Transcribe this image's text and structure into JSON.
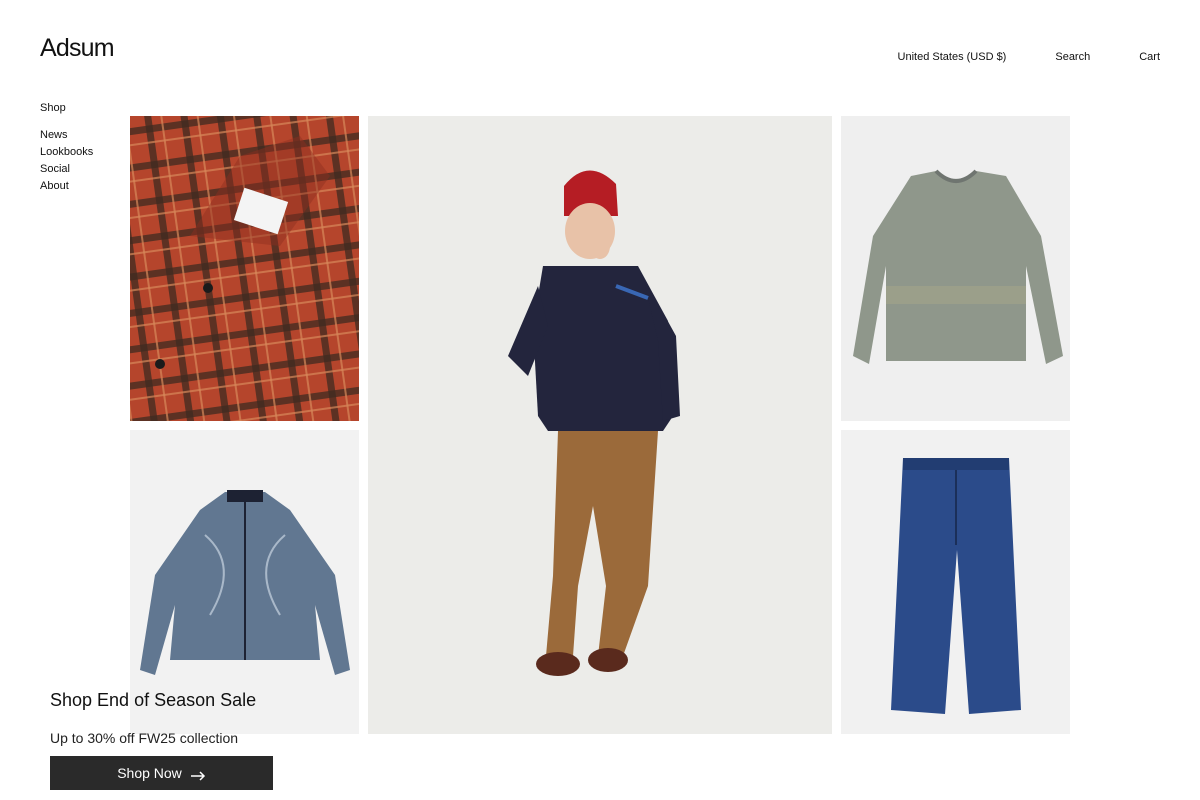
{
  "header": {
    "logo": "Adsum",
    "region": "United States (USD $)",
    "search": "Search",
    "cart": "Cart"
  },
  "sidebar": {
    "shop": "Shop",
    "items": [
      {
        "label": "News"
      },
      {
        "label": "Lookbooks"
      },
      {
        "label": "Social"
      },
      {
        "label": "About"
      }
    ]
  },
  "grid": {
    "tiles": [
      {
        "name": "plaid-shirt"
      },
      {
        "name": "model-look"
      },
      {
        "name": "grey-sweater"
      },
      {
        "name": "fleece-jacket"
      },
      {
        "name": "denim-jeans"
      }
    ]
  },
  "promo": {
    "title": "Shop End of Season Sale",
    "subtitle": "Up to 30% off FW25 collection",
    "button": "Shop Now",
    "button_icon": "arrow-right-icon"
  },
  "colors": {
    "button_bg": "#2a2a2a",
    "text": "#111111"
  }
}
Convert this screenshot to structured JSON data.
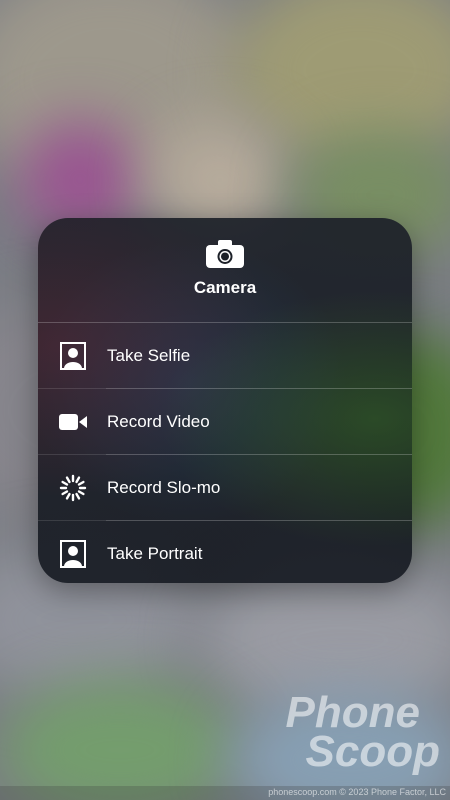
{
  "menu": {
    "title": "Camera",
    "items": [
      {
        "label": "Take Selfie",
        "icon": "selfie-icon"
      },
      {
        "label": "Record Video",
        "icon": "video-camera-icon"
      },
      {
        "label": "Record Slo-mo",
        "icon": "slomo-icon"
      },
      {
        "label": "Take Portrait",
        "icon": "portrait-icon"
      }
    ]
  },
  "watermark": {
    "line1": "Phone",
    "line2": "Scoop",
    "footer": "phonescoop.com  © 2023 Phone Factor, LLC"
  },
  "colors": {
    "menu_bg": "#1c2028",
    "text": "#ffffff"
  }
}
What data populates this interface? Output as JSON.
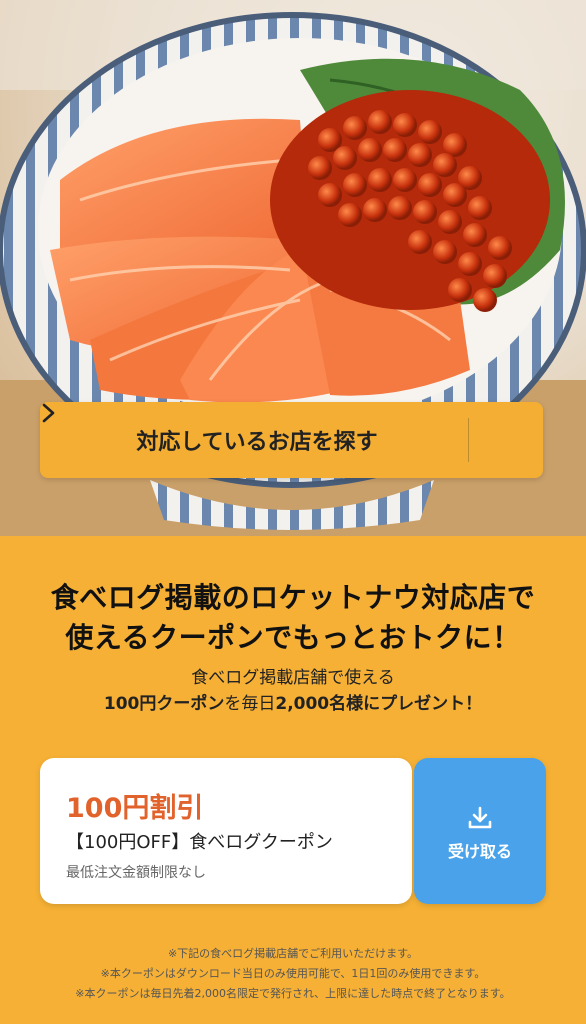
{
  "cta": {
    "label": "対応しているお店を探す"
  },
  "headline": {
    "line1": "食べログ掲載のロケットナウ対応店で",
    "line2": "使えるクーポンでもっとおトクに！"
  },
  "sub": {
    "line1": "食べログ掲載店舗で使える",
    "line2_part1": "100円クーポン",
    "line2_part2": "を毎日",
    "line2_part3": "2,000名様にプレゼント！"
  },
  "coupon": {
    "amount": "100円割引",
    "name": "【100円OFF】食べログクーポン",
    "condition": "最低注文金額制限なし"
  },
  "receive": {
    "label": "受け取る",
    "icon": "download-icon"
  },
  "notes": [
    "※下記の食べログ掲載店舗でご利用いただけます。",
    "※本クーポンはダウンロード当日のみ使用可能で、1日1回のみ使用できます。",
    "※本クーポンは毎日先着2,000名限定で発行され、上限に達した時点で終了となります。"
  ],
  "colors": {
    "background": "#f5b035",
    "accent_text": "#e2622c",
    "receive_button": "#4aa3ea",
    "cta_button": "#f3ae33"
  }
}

::::

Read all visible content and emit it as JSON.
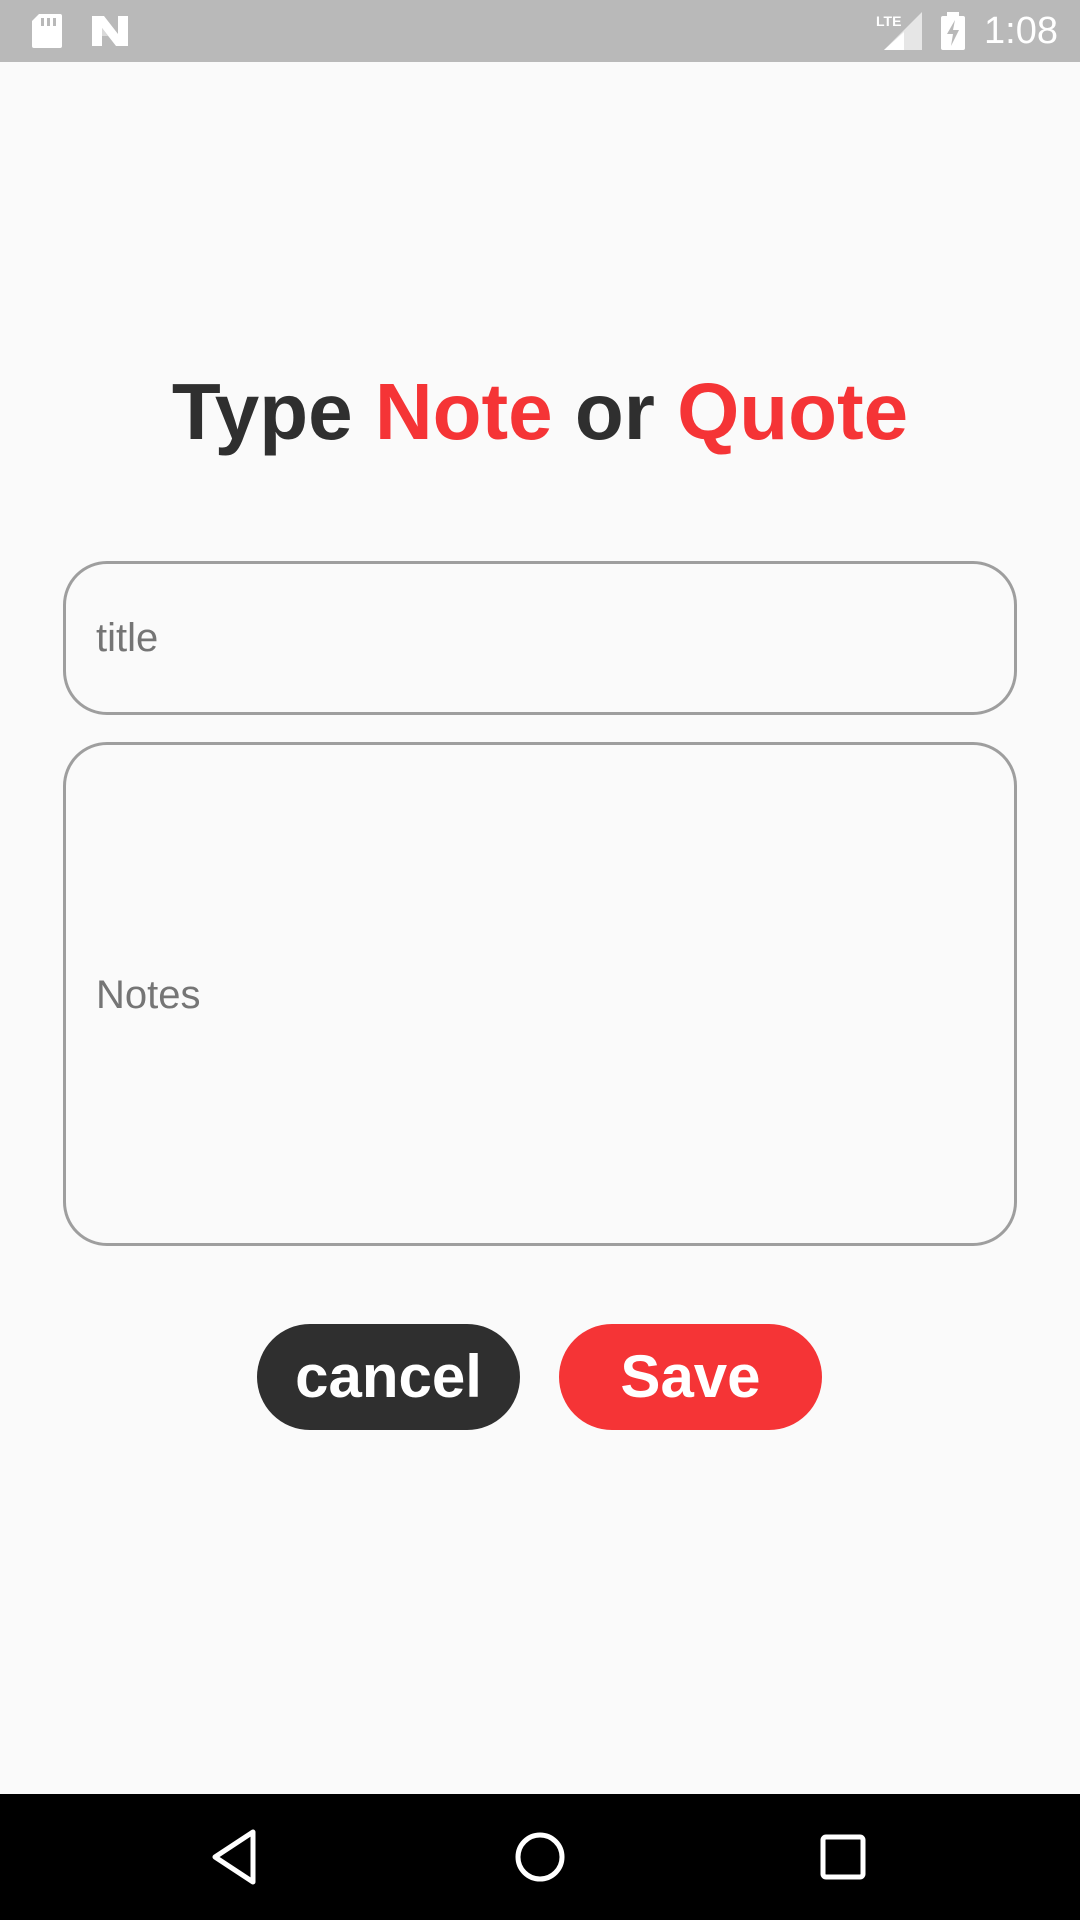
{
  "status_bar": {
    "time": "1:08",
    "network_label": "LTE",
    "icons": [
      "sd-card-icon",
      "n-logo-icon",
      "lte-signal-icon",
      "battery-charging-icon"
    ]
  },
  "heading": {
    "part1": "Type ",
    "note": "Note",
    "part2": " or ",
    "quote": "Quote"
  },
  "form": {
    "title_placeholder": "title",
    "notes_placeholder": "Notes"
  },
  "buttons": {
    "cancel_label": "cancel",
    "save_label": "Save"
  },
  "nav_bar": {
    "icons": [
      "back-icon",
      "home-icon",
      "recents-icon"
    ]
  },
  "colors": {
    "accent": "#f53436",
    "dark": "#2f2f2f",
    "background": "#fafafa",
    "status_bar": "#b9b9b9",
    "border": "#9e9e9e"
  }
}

::::

# WHAT TO PRODUCE
In how many lines of the data does the string "name" appear? Give only the number.

# RESPONSE
6